### Work to be completed
Each line that holds the word "отчетность" is to be identified and copied.

### Exercise materials
● ● ● ● ●

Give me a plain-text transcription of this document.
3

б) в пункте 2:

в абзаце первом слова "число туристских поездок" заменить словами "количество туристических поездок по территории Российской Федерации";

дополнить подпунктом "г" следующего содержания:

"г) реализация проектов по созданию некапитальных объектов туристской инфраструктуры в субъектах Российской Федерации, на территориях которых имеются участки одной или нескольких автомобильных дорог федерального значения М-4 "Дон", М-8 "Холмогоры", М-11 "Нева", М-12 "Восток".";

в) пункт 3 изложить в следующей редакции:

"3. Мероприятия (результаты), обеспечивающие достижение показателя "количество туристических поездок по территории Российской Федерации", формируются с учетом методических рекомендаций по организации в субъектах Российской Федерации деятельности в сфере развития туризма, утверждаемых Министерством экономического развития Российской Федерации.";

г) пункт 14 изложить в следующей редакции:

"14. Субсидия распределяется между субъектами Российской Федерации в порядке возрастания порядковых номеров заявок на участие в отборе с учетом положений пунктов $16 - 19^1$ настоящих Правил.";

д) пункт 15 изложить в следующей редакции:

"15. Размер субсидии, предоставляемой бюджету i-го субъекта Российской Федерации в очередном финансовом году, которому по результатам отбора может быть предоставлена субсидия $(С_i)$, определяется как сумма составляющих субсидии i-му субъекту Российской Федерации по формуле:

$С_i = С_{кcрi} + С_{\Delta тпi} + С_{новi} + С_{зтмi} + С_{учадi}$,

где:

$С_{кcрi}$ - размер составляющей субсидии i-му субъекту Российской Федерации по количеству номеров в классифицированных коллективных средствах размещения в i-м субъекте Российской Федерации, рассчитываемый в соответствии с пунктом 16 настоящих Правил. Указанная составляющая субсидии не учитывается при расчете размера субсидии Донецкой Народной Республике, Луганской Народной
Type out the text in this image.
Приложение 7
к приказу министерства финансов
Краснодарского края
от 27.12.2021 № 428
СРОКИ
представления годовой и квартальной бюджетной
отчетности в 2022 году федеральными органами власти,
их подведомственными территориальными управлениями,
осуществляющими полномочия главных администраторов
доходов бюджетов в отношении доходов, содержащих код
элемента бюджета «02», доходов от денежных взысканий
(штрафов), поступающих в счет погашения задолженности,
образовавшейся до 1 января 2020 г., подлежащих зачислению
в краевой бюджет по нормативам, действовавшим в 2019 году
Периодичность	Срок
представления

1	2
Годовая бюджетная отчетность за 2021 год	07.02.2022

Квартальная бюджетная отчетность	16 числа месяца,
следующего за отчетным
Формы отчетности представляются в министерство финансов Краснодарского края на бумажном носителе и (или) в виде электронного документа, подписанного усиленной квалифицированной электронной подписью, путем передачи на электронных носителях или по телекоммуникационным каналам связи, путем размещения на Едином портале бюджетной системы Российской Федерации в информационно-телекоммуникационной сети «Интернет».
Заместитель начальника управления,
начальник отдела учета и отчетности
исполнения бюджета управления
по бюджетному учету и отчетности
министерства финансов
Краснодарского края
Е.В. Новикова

● ● ● ● ●

### Answer
Годовая бюджетная отчетность за 2021 год	07.02.2022
Квартальная бюджетная отчетность	16 числа месяца,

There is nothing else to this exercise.